*練習問題*:
- A) ビールラン紹介文によると、『Ben’s Slop Shop』はどの店の2号店として開店したか。
- B) ビールラン紹介文では、自分たちの町を走ってからビールを飲むこの企画は何を手本にしているか。また、走った後にビールを飲む理由は何か。1〜3文で説明せよ。

*提供テキスト*:

##############################

What’s TODAY’S BEER RUN? | 走って、至極の一杯となるクラフトビールを飲む。ただそれだけのきわめてシンプルな企画。ナビゲーターは、TRAILSの仲間で根っからのクラフトビール好きの、ゆうき君。アメリカのトレイルタウンのマイクロブルワリーで、ハイカーやランナーが集まってビールを楽しむみたいに、自分たちの町を走って、ビールを流し込む。だって走った後のクラフトビールは間違いなく最高でしょ? さて今日の一杯は?

* * *

『TODAY’S BEER RUN』の第8回目! 案内役は、毎度おなじみ、ゆうき君 (黒川裕規)。

彼と一緒に走って向かうのは、東京は吉祥寺 (きちじょうじ) にあるクラフトビールのボトルショップ『Ben’s Slop Shop』(ベンズ・スロップ・ショップ)。都立大学にある『The Slop Shop』の2号店としてオープンしたお店だ。

Liquid Gems (リキッド・ジェムズ / 液体の宝石) をコンセプトに掲げる同店。それはすなわち、クラフトビールに宝石ほどの価値を見出しているということ。

いったい、どんな宝石を僕たちは手にすることができるのだろうか。

そんな今回の『TODAY’S BEER RUN』をお楽しみください。


起点となる『TRAILS INNOVATION GARAGE』に集合した、ゆうき君 (右) とTRAILS編集部crewの根津。

NAVIGATOR / ゆうき君 (黒川裕規)

##############################

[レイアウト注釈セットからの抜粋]
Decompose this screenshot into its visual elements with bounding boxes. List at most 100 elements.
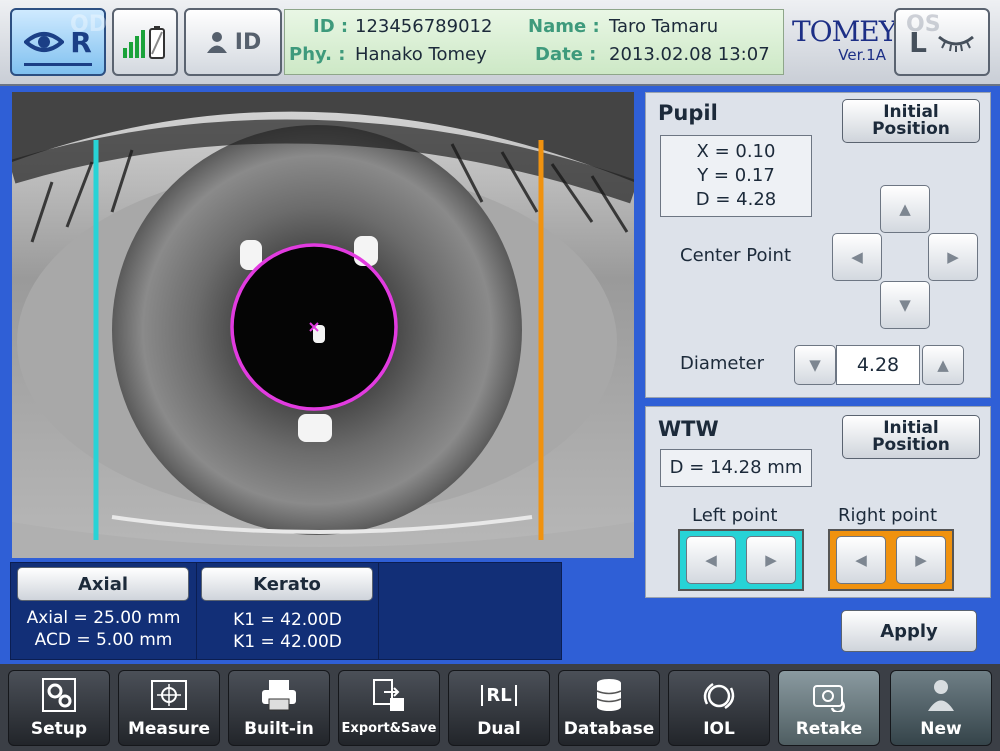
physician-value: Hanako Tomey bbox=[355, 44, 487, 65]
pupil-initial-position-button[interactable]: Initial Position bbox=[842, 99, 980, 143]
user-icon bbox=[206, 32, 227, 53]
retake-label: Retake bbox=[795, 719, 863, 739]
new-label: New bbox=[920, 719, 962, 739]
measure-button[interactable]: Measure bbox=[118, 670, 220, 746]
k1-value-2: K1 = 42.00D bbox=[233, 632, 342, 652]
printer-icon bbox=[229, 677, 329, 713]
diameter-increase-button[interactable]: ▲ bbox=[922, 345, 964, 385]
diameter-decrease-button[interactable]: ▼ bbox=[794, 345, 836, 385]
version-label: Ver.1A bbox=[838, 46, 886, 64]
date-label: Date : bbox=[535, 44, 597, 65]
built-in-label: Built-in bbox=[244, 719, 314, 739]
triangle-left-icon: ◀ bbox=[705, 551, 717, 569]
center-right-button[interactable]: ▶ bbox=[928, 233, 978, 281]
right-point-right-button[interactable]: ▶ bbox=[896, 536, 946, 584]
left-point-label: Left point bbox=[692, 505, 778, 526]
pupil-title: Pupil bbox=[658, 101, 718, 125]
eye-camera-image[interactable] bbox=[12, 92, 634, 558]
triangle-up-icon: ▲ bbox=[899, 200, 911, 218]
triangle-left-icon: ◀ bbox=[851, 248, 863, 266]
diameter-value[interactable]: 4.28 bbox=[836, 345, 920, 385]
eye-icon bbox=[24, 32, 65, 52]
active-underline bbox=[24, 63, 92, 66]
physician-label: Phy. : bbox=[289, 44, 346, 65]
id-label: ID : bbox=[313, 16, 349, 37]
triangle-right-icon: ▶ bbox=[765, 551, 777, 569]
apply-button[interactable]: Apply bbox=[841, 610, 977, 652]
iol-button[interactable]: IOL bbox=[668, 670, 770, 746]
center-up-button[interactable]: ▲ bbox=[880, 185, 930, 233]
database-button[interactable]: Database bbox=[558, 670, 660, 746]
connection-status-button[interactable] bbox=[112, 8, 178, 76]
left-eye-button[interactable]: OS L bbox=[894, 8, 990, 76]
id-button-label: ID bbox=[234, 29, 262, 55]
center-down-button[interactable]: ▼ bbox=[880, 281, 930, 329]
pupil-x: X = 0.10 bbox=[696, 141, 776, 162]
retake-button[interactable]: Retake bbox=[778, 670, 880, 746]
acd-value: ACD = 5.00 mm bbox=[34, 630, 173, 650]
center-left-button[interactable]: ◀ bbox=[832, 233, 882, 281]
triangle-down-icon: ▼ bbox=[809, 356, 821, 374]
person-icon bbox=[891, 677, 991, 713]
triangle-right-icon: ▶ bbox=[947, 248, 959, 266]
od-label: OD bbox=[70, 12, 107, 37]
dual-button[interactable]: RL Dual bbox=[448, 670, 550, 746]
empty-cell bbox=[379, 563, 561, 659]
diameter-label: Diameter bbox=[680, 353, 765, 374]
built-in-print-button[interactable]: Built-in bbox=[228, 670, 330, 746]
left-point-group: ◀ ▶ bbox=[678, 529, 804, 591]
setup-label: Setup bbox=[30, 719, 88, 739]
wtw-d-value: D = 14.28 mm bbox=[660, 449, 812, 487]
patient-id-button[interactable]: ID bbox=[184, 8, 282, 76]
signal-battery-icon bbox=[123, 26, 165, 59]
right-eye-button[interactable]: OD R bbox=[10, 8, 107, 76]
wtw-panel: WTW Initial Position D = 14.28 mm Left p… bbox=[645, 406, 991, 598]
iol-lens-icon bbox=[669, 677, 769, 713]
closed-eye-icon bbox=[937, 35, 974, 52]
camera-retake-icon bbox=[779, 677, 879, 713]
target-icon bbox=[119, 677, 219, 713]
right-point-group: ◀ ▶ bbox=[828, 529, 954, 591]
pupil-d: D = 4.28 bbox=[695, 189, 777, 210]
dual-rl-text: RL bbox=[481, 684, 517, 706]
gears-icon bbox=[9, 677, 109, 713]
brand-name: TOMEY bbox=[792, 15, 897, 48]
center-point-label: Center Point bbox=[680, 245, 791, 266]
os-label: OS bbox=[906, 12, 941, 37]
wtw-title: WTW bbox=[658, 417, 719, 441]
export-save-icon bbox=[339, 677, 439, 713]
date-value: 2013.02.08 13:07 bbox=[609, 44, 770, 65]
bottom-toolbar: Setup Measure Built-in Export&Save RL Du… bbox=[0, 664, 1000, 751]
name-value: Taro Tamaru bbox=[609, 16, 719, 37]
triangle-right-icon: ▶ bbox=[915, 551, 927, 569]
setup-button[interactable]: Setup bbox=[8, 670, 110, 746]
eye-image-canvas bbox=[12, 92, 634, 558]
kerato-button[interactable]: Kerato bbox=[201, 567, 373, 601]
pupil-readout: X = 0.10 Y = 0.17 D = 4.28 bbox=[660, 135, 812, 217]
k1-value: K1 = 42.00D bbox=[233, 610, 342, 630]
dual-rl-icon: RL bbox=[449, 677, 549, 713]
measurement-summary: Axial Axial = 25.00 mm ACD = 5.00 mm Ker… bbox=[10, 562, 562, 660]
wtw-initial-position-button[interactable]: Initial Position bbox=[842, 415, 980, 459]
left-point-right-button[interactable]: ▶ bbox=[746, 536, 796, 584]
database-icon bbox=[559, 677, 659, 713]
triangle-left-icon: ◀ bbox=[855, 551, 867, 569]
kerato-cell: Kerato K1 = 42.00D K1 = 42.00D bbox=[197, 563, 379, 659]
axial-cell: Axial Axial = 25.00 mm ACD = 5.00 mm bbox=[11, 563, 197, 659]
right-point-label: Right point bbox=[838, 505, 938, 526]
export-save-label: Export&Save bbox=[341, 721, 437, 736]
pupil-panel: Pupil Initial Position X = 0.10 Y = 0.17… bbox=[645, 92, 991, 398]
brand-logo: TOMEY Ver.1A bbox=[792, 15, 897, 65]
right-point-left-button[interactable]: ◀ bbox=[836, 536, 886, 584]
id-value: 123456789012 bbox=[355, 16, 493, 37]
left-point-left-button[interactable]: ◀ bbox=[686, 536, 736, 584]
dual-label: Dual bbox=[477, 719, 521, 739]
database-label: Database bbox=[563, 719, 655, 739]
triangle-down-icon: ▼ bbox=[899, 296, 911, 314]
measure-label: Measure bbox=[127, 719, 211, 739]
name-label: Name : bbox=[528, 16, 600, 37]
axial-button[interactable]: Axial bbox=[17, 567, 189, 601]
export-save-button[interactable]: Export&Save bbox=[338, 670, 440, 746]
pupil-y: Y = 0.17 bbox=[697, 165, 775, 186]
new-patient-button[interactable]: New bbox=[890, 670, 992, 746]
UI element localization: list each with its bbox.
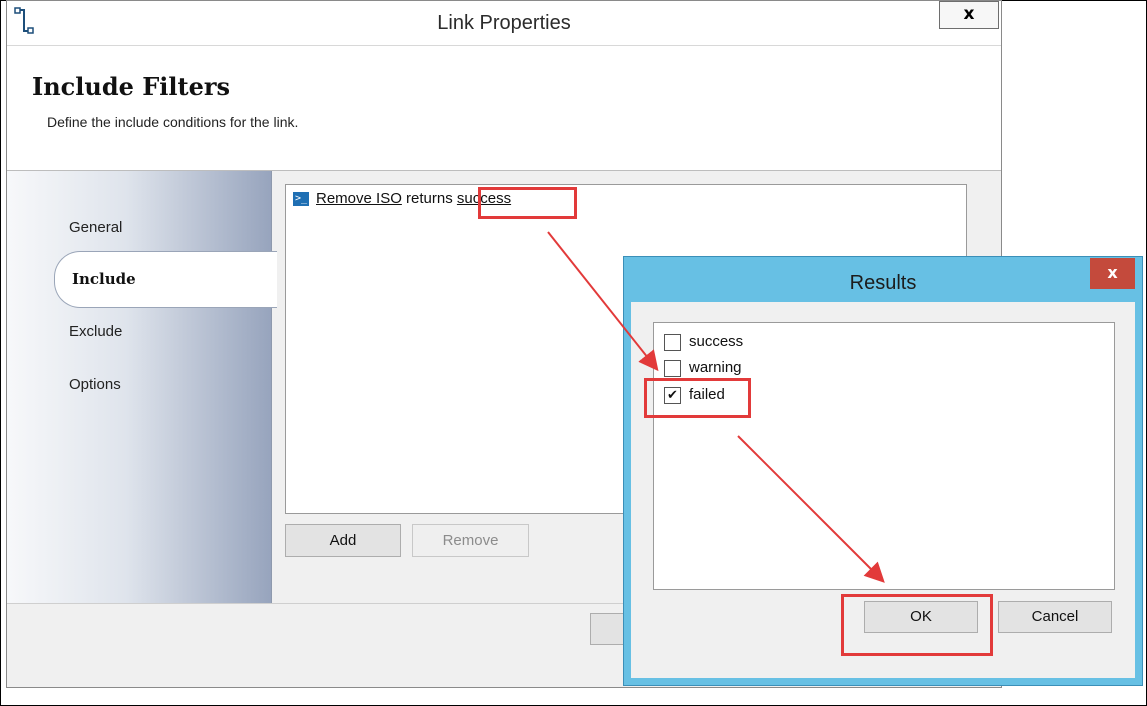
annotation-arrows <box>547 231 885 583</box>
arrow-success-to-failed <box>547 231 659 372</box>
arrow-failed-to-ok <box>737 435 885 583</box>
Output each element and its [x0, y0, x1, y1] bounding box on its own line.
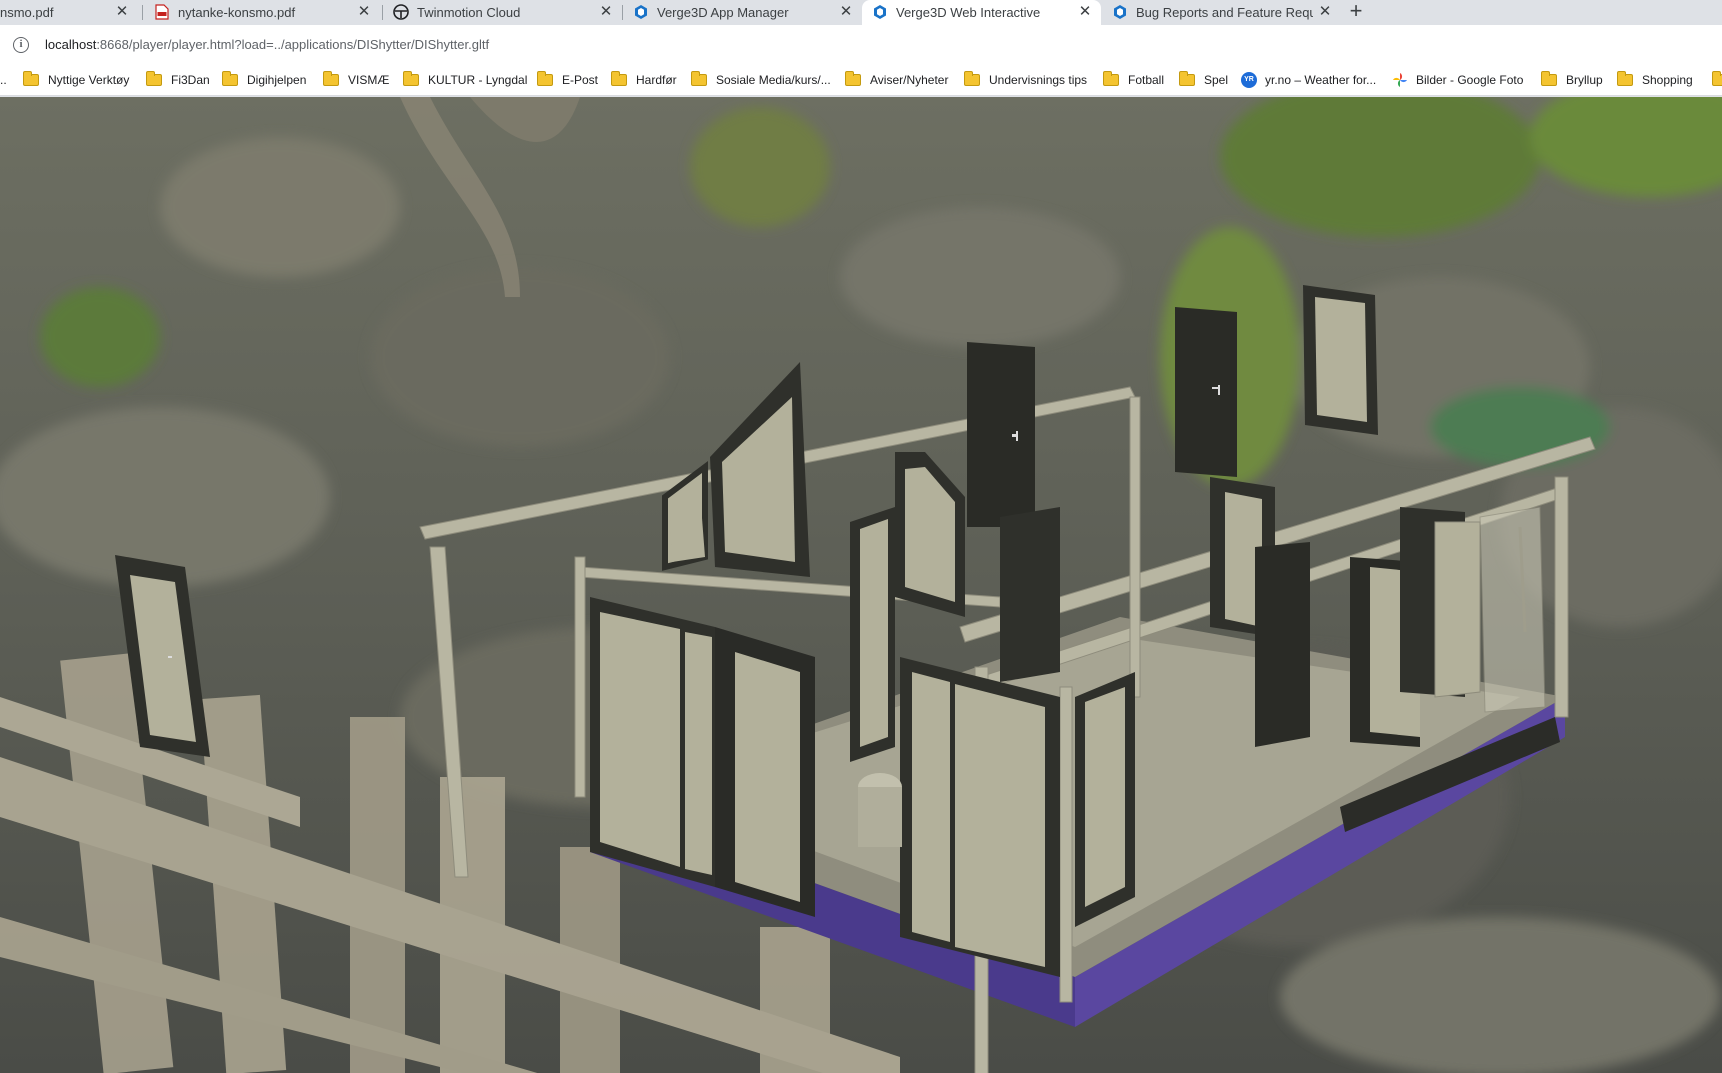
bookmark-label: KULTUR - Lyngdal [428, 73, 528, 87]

##############################

*解答*:
- A) 都立大学にある『The Slop Shop』の2号店として開店した。

- B) 手本はアメリカのトレイルタウンのマイクロブルワリーで、ハイカーやランナーが集まってビールを楽しむ様子である。走った後のクラフトビールは間違いなく最高だからというのが、その理由である。